- [REQUIRED WORK] Count every line of these entries that holds the word "content", and reply with the number only.

- [SUPPLIED MATERIAL]
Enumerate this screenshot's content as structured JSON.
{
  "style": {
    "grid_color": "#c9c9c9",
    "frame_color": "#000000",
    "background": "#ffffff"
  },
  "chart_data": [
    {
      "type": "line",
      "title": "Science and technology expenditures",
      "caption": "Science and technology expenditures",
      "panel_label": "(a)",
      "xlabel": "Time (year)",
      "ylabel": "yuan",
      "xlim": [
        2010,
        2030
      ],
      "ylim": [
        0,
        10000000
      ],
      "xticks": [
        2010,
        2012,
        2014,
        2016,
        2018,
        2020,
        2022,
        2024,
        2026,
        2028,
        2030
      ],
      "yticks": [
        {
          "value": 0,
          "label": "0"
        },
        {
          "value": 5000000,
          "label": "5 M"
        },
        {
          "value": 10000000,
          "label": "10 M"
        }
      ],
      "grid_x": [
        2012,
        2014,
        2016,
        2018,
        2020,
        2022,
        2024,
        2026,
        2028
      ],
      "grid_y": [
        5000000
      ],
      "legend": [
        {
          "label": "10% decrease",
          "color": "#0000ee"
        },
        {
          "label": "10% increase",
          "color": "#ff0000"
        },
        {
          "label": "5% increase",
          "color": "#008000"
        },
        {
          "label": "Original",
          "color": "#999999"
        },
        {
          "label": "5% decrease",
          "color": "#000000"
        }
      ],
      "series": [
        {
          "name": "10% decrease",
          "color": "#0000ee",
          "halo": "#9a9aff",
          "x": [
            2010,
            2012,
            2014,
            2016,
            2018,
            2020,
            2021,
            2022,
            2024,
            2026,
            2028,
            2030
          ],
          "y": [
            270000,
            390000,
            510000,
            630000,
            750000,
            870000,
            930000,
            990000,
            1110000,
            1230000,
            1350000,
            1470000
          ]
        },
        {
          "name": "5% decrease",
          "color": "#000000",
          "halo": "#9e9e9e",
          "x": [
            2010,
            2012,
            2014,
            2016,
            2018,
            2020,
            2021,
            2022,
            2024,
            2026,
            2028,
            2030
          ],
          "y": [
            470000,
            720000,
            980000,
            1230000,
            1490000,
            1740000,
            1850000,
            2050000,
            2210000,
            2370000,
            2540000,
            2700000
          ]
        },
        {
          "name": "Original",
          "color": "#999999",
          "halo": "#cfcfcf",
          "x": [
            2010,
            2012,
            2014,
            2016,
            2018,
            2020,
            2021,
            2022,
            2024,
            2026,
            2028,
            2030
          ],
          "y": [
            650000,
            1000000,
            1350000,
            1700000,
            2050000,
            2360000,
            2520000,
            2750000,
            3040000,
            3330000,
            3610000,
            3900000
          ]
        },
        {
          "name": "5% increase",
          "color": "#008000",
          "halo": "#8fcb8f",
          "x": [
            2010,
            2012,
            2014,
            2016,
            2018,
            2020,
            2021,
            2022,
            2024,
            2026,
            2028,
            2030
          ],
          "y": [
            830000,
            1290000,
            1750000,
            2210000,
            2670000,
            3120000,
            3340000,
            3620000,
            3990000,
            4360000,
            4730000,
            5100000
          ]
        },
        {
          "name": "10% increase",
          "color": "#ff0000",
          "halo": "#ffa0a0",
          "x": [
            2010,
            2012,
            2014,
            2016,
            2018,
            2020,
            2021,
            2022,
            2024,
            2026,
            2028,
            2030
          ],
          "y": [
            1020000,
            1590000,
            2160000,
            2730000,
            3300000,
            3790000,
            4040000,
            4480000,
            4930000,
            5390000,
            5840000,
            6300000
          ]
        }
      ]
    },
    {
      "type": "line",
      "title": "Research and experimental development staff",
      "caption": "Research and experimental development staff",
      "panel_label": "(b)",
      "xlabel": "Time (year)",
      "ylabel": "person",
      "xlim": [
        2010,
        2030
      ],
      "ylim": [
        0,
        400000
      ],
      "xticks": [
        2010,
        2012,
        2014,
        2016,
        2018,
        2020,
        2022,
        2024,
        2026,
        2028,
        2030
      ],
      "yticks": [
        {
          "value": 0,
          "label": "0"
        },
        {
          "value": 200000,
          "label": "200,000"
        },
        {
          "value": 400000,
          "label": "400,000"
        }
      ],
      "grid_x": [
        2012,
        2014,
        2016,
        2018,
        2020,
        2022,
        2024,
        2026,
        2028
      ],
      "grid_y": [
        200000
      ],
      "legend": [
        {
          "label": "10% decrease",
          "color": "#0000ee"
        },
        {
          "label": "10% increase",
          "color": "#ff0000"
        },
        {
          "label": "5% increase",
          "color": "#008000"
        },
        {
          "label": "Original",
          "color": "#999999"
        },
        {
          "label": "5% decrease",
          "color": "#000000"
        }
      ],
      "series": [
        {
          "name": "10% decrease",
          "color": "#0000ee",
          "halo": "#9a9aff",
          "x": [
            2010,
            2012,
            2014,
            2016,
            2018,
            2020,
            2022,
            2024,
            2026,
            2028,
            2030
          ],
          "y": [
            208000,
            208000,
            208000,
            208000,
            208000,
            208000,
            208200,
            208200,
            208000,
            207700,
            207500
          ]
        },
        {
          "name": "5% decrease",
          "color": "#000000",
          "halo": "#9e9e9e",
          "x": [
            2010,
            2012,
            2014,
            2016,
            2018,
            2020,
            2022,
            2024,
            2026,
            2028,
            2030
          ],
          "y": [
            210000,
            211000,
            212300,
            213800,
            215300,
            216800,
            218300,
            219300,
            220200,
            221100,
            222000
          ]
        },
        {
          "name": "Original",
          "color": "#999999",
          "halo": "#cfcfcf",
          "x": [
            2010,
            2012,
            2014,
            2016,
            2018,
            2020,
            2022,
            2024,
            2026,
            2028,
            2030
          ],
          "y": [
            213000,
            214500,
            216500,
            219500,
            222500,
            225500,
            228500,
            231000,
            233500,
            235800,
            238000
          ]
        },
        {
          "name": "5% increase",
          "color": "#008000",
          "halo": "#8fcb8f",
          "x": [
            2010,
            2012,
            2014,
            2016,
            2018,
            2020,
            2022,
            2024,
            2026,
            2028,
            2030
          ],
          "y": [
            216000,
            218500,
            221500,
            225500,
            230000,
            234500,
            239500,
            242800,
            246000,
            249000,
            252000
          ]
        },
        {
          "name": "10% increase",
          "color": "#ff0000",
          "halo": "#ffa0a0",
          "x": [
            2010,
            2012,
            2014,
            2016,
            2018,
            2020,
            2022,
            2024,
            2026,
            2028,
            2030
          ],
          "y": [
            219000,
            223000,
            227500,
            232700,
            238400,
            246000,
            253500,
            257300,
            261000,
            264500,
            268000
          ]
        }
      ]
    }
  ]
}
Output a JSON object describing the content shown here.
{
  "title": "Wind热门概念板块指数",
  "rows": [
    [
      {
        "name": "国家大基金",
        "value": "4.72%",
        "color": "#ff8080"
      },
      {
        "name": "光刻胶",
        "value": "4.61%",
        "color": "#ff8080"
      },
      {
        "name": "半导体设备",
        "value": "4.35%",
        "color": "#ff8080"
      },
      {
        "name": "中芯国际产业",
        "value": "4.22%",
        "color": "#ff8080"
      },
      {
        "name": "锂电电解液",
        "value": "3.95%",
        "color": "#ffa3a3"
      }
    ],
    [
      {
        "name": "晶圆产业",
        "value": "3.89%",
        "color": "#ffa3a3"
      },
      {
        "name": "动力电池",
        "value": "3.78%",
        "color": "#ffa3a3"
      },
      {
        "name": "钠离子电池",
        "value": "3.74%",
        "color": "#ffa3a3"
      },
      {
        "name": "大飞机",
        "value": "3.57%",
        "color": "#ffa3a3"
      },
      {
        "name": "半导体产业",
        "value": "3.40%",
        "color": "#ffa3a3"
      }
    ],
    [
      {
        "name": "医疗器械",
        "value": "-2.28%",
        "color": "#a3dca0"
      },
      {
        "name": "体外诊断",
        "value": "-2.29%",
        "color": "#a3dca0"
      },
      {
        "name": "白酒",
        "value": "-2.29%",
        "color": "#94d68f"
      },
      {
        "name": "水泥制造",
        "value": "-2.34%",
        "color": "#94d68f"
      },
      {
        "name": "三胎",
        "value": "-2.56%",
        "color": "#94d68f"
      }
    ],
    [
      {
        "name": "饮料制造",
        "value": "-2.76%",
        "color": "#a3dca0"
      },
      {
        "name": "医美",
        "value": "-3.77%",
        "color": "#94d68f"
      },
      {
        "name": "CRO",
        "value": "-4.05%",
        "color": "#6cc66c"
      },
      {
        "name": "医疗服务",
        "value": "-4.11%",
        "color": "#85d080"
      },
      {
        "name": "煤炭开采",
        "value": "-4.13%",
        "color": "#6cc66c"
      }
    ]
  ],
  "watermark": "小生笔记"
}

- [SOLUTION FOR THIS EXERCISE] 2